Repeat every entry word for word, but leave the images out of your copy.

DATA LISTING.
--------------------
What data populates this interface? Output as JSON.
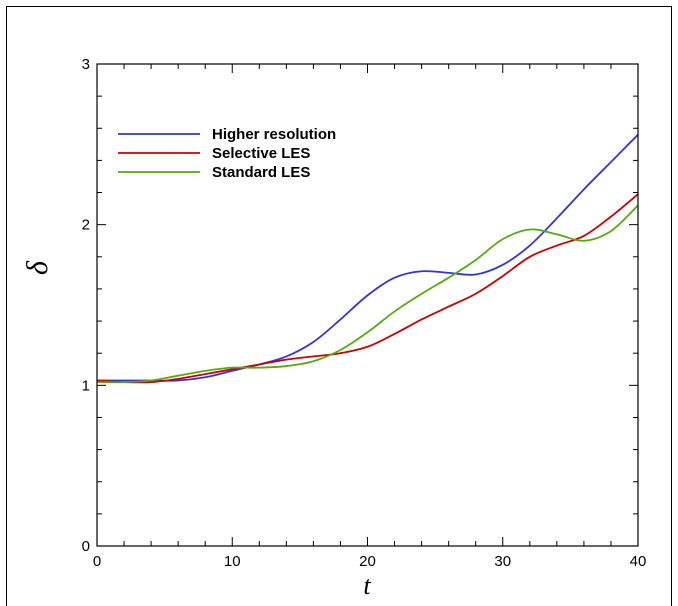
{
  "chart_data": {
    "type": "line",
    "title": "",
    "xlabel": "t",
    "ylabel": "δ",
    "xlim": [
      0,
      40
    ],
    "ylim": [
      0,
      3
    ],
    "xticks": [
      0,
      10,
      20,
      30,
      40
    ],
    "yticks": [
      0,
      1,
      2,
      3
    ],
    "xtick_labels": [
      "0",
      "10",
      "20",
      "30",
      "40"
    ],
    "ytick_labels": [
      "0",
      "1",
      "2",
      "3"
    ],
    "grid": false,
    "legend_position": "top-left",
    "series": [
      {
        "name": "Higher resolution",
        "color": "#3333dd",
        "x": [
          0,
          2,
          4,
          6,
          8,
          10,
          12,
          14,
          16,
          18,
          20,
          22,
          24,
          26,
          28,
          30,
          32,
          34,
          36,
          38,
          40
        ],
        "y": [
          1.03,
          1.03,
          1.03,
          1.03,
          1.05,
          1.09,
          1.13,
          1.18,
          1.27,
          1.41,
          1.56,
          1.67,
          1.71,
          1.7,
          1.69,
          1.75,
          1.87,
          2.04,
          2.22,
          2.39,
          2.56
        ]
      },
      {
        "name": "Selective LES",
        "color": "#cc0000",
        "x": [
          0,
          2,
          4,
          6,
          8,
          10,
          12,
          14,
          16,
          18,
          20,
          22,
          24,
          26,
          28,
          30,
          32,
          34,
          36,
          38,
          40
        ],
        "y": [
          1.03,
          1.02,
          1.02,
          1.04,
          1.07,
          1.1,
          1.13,
          1.16,
          1.18,
          1.2,
          1.24,
          1.32,
          1.41,
          1.49,
          1.57,
          1.68,
          1.8,
          1.87,
          1.93,
          2.05,
          2.19
        ]
      },
      {
        "name": "Standard LES",
        "color": "#55aa11",
        "x": [
          0,
          2,
          4,
          6,
          8,
          10,
          12,
          14,
          16,
          18,
          20,
          22,
          24,
          26,
          28,
          30,
          32,
          34,
          36,
          38,
          40
        ],
        "y": [
          1.02,
          1.02,
          1.03,
          1.06,
          1.09,
          1.11,
          1.11,
          1.12,
          1.15,
          1.22,
          1.33,
          1.46,
          1.57,
          1.67,
          1.78,
          1.91,
          1.97,
          1.94,
          1.9,
          1.96,
          2.12
        ]
      }
    ]
  }
}
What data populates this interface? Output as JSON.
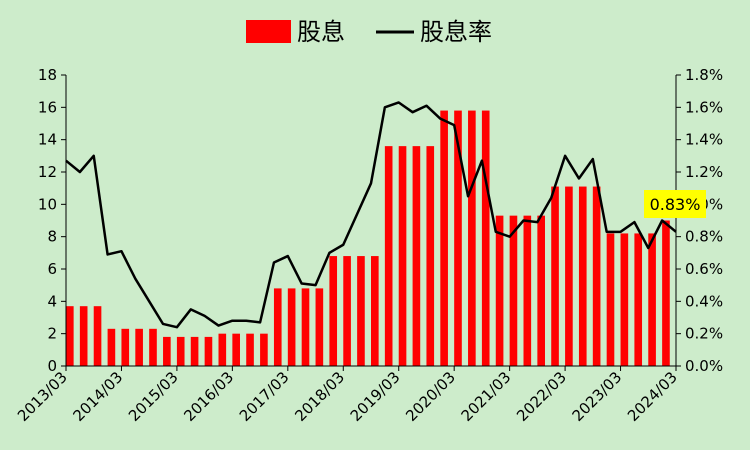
{
  "chart_data": {
    "type": "bar+line",
    "title": "",
    "legend": {
      "placement": "top-center",
      "entries": [
        {
          "label": "股息",
          "kind": "bar",
          "color": "#ff0000"
        },
        {
          "label": "股息率",
          "kind": "line",
          "color": "#000000"
        }
      ]
    },
    "x_tick_labels": [
      "2013/03",
      "2014/03",
      "2015/03",
      "2016/03",
      "2017/03",
      "2018/03",
      "2019/03",
      "2020/03",
      "2021/03",
      "2022/03",
      "2023/03",
      "2024/03"
    ],
    "x_tick_labels_rotation_deg": -45,
    "quarters_per_tick": 4,
    "y_left": {
      "min": 0,
      "max": 18,
      "step": 2,
      "tick_labels": [
        "0",
        "2",
        "4",
        "6",
        "8",
        "10",
        "12",
        "14",
        "16",
        "18"
      ]
    },
    "y_right": {
      "min": 0,
      "max": 1.8,
      "step": 0.2,
      "unit": "%",
      "tick_labels": [
        "0.0%",
        "0.2%",
        "0.4%",
        "0.6%",
        "0.8%",
        "1.0%",
        "1.2%",
        "1.4%",
        "1.6%",
        "1.8%"
      ]
    },
    "grid": false,
    "series": [
      {
        "name": "股息",
        "type": "bar",
        "axis": "left",
        "color": "#ff0000",
        "values": [
          3.7,
          3.7,
          3.7,
          2.3,
          2.3,
          2.3,
          2.3,
          1.8,
          1.8,
          1.8,
          1.8,
          2.0,
          2.0,
          2.0,
          2.0,
          4.8,
          4.8,
          4.8,
          4.8,
          6.8,
          6.8,
          6.8,
          6.8,
          13.6,
          13.6,
          13.6,
          13.6,
          15.8,
          15.8,
          15.8,
          15.8,
          9.3,
          9.3,
          9.3,
          9.3,
          11.1,
          11.1,
          11.1,
          11.1,
          8.2,
          8.2,
          8.2,
          8.2,
          9.0
        ]
      },
      {
        "name": "股息率",
        "type": "line",
        "axis": "right",
        "color": "#000000",
        "unit": "%",
        "values": [
          1.27,
          1.2,
          1.3,
          0.69,
          0.71,
          0.54,
          0.4,
          0.26,
          0.24,
          0.35,
          0.31,
          0.25,
          0.28,
          0.28,
          0.27,
          0.64,
          0.68,
          0.51,
          0.5,
          0.7,
          0.75,
          0.94,
          1.13,
          1.6,
          1.63,
          1.57,
          1.61,
          1.53,
          1.49,
          1.05,
          1.27,
          0.83,
          0.8,
          0.9,
          0.89,
          1.04,
          1.3,
          1.16,
          1.28,
          0.83,
          0.83,
          0.89,
          0.73,
          0.9,
          0.83
        ]
      }
    ],
    "annotation": {
      "text": "0.83%",
      "background": "#ffff00"
    }
  }
}
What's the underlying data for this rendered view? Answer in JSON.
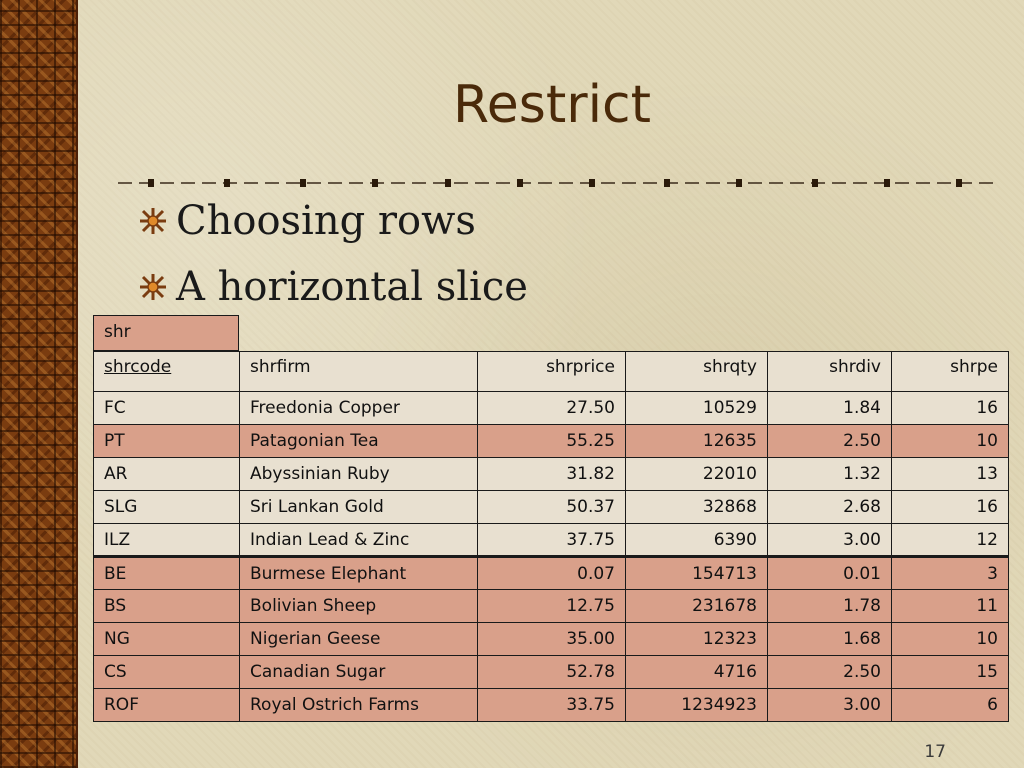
--------------------
TASK OUTPUT.
What data populates this interface? Output as JSON.
{
  "chart_data": {
    "type": "line",
    "title": "",
    "xlabel": "t",
    "ylabel": "δ",
    "xlim": [
      0,
      40
    ],
    "ylim": [
      0,
      3
    ],
    "xticks": [
      0,
      10,
      20,
      30,
      40
    ],
    "yticks": [
      0,
      1,
      2,
      3
    ],
    "xtick_labels": [
      "0",
      "10",
      "20",
      "30",
      "40"
    ],
    "ytick_labels": [
      "0",
      "1",
      "2",
      "3"
    ],
    "grid": false,
    "legend_position": "top-left",
    "series": [
      {
        "name": "Higher resolution",
        "color": "#3333dd",
        "x": [
          0,
          2,
          4,
          6,
          8,
          10,
          12,
          14,
          16,
          18,
          20,
          22,
          24,
          26,
          28,
          30,
          32,
          34,
          36,
          38,
          40
        ],
        "y": [
          1.03,
          1.03,
          1.03,
          1.03,
          1.05,
          1.09,
          1.13,
          1.18,
          1.27,
          1.41,
          1.56,
          1.67,
          1.71,
          1.7,
          1.69,
          1.75,
          1.87,
          2.04,
          2.22,
          2.39,
          2.56
        ]
      },
      {
        "name": "Selective LES",
        "color": "#cc0000",
        "x": [
          0,
          2,
          4,
          6,
          8,
          10,
          12,
          14,
          16,
          18,
          20,
          22,
          24,
          26,
          28,
          30,
          32,
          34,
          36,
          38,
          40
        ],
        "y": [
          1.03,
          1.02,
          1.02,
          1.04,
          1.07,
          1.1,
          1.13,
          1.16,
          1.18,
          1.2,
          1.24,
          1.32,
          1.41,
          1.49,
          1.57,
          1.68,
          1.8,
          1.87,
          1.93,
          2.05,
          2.19
        ]
      },
      {
        "name": "Standard LES",
        "color": "#55aa11",
        "x": [
          0,
          2,
          4,
          6,
          8,
          10,
          12,
          14,
          16,
          18,
          20,
          22,
          24,
          26,
          28,
          30,
          32,
          34,
          36,
          38,
          40
        ],
        "y": [
          1.02,
          1.02,
          1.03,
          1.06,
          1.09,
          1.11,
          1.11,
          1.12,
          1.15,
          1.22,
          1.33,
          1.46,
          1.57,
          1.67,
          1.78,
          1.91,
          1.97,
          1.94,
          1.9,
          1.96,
          2.12
        ]
      }
    ]
  }
}
What data populates this interface? Output as JSON.
{
  "chart_data": {
    "type": "bar+line",
    "title": "",
    "legend": {
      "placement": "top-center",
      "entries": [
        {
          "label": "股息",
          "kind": "bar",
          "color": "#ff0000"
        },
        {
          "label": "股息率",
          "kind": "line",
          "color": "#000000"
        }
      ]
    },
    "x_tick_labels": [
      "2013/03",
      "2014/03",
      "2015/03",
      "2016/03",
      "2017/03",
      "2018/03",
      "2019/03",
      "2020/03",
      "2021/03",
      "2022/03",
      "2023/03",
      "2024/03"
    ],
    "x_tick_labels_rotation_deg": -45,
    "quarters_per_tick": 4,
    "y_left": {
      "min": 0,
      "max": 18,
      "step": 2,
      "tick_labels": [
        "0",
        "2",
        "4",
        "6",
        "8",
        "10",
        "12",
        "14",
        "16",
        "18"
      ]
    },
    "y_right": {
      "min": 0,
      "max": 1.8,
      "step": 0.2,
      "unit": "%",
      "tick_labels": [
        "0.0%",
        "0.2%",
        "0.4%",
        "0.6%",
        "0.8%",
        "1.0%",
        "1.2%",
        "1.4%",
        "1.6%",
        "1.8%"
      ]
    },
    "grid": false,
    "series": [
      {
        "name": "股息",
        "type": "bar",
        "axis": "left",
        "color": "#ff0000",
        "values": [
          3.7,
          3.7,
          3.7,
          2.3,
          2.3,
          2.3,
          2.3,
          1.8,
          1.8,
          1.8,
          1.8,
          2.0,
          2.0,
          2.0,
          2.0,
          4.8,
          4.8,
          4.8,
          4.8,
          6.8,
          6.8,
          6.8,
          6.8,
          13.6,
          13.6,
          13.6,
          13.6,
          15.8,
          15.8,
          15.8,
          15.8,
          9.3,
          9.3,
          9.3,
          9.3,
          11.1,
          11.1,
          11.1,
          11.1,
          8.2,
          8.2,
          8.2,
          8.2,
          9.0
        ]
      },
      {
        "name": "股息率",
        "type": "line",
        "axis": "right",
        "color": "#000000",
        "unit": "%",
        "values": [
          1.27,
          1.2,
          1.3,
          0.69,
          0.71,
          0.54,
          0.4,
          0.26,
          0.24,
          0.35,
          0.31,
          0.25,
          0.28,
          0.28,
          0.27,
          0.64,
          0.68,
          0.51,
          0.5,
          0.7,
          0.75,
          0.94,
          1.13,
          1.6,
          1.63,
          1.57,
          1.61,
          1.53,
          1.49,
          1.05,
          1.27,
          0.83,
          0.8,
          0.9,
          0.89,
          1.04,
          1.3,
          1.16,
          1.28,
          0.83,
          0.83,
          0.89,
          0.73,
          0.9,
          0.83
        ]
      }
    ],
    "annotation": {
      "text": "0.83%",
      "background": "#ffff00"
    }
  }
}
What's the underlying data for this rendered view? Answer in JSON.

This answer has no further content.